[Exercise] Find and return each line containing "page".

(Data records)
_ _ _ _

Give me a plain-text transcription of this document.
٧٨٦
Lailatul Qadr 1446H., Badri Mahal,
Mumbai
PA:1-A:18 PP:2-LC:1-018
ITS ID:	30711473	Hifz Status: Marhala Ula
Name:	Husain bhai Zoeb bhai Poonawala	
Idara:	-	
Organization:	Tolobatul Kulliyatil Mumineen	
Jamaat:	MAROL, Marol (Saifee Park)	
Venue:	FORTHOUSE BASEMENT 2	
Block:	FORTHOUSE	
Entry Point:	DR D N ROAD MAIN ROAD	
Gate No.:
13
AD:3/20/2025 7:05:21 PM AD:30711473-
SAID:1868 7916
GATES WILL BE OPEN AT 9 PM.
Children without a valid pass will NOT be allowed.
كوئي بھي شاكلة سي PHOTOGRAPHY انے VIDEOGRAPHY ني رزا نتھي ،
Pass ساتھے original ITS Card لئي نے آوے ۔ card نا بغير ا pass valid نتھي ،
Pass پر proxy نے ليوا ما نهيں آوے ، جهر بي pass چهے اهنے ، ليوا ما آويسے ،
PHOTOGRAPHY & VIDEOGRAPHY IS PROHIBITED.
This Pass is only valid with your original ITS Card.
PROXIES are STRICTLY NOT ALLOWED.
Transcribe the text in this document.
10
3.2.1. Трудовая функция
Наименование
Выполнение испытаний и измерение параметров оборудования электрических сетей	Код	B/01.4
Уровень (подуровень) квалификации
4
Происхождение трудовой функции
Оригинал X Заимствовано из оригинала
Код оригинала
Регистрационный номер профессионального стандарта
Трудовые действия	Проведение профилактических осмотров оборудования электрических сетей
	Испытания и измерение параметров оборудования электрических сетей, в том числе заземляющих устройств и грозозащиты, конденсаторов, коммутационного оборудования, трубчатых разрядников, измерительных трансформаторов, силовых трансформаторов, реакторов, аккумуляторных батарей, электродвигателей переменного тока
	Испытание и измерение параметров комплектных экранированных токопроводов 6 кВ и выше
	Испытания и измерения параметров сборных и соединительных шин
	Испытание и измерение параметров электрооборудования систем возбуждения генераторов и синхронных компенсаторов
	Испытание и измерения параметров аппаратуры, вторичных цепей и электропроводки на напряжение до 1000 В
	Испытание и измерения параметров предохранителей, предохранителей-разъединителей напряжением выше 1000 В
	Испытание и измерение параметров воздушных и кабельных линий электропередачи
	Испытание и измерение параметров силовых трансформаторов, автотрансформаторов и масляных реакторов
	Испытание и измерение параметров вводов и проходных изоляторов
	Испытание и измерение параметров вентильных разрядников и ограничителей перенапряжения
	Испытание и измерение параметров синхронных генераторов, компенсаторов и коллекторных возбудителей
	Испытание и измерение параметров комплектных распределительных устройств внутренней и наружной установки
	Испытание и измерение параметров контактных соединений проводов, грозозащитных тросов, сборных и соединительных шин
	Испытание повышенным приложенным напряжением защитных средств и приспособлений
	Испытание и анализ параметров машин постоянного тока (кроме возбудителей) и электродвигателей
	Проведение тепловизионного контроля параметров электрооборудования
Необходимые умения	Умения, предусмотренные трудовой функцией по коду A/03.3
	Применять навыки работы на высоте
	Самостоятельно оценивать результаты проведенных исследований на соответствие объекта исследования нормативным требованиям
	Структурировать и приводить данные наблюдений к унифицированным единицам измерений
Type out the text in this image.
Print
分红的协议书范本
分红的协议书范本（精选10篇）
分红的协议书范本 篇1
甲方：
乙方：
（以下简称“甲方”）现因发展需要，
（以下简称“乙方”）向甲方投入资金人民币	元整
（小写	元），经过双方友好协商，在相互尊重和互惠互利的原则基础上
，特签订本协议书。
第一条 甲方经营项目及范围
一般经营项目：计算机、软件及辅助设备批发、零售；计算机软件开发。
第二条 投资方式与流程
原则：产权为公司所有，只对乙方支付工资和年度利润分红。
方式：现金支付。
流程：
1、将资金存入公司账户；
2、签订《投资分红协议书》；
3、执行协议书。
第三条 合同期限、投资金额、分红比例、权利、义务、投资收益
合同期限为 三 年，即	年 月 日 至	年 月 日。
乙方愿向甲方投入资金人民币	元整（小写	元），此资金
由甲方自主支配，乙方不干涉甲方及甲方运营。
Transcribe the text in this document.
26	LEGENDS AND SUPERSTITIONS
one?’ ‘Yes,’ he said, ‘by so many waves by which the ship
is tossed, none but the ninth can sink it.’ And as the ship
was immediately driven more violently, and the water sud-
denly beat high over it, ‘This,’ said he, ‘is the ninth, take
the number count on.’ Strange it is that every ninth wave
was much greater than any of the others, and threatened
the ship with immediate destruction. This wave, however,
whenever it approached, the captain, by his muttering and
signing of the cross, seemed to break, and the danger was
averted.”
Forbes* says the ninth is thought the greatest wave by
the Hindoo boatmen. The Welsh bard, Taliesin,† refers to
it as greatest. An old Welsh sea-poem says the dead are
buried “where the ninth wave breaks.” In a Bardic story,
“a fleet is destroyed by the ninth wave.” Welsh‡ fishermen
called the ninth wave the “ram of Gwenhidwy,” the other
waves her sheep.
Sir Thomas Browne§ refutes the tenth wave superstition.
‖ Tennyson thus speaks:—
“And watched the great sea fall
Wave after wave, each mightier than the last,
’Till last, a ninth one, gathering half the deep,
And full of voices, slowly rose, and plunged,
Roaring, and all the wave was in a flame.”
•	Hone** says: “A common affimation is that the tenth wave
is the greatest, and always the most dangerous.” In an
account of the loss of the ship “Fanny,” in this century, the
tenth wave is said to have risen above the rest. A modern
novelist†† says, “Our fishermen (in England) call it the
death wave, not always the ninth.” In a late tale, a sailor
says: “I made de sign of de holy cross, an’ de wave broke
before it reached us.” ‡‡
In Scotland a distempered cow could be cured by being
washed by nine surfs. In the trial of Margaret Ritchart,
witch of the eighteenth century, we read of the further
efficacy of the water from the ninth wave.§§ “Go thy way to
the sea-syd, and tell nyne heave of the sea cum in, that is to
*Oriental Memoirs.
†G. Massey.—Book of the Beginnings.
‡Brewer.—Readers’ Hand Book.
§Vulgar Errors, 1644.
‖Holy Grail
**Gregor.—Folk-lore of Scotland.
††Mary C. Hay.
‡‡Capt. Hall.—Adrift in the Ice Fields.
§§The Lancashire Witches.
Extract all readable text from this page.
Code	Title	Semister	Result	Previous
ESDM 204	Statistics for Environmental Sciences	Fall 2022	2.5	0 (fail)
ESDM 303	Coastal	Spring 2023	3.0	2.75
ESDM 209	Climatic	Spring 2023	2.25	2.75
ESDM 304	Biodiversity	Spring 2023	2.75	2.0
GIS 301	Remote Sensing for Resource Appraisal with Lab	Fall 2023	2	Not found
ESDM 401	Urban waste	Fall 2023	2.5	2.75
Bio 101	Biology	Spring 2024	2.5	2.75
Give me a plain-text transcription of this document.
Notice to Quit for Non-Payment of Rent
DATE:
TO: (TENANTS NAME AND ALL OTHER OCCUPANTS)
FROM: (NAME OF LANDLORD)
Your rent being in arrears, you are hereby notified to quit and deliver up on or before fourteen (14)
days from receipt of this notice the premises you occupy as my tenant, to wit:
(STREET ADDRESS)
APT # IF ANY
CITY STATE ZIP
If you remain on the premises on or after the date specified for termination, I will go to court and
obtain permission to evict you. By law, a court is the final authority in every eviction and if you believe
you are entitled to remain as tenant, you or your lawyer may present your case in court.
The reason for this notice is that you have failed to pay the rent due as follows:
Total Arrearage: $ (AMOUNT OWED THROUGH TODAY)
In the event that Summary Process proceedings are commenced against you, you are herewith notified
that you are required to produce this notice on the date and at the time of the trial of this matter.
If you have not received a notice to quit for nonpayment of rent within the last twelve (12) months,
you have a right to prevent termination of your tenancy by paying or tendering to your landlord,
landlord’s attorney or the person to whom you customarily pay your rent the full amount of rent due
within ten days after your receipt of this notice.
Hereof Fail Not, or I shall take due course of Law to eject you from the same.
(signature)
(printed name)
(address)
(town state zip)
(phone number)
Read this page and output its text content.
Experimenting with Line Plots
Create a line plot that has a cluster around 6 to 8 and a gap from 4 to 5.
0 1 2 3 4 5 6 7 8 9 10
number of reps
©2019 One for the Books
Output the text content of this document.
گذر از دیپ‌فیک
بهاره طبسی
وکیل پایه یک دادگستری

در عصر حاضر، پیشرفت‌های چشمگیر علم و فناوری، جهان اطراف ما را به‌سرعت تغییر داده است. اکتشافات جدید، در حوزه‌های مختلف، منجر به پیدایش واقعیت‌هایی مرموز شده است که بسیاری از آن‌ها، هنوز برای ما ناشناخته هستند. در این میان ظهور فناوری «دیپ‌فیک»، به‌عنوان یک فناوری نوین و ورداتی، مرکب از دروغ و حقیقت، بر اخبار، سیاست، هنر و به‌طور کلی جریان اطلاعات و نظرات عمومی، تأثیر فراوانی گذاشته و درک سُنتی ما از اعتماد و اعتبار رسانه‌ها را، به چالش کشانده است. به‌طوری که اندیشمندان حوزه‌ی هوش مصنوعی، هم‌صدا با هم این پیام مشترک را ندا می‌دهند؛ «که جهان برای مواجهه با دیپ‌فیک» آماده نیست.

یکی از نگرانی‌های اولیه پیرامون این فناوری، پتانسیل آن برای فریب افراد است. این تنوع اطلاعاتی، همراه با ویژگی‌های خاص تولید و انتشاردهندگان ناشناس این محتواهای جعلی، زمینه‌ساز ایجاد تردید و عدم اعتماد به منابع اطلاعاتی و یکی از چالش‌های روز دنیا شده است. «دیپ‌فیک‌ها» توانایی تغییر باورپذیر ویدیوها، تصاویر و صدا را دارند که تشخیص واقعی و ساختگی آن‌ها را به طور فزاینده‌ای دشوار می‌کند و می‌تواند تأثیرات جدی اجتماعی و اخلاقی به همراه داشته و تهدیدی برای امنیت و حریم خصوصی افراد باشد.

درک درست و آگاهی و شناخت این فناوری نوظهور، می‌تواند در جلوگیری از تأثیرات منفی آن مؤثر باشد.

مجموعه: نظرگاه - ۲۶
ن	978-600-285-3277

_ _ _ _

[Answer in full]
Extract all readable text from this page.
Read this page and output its text content.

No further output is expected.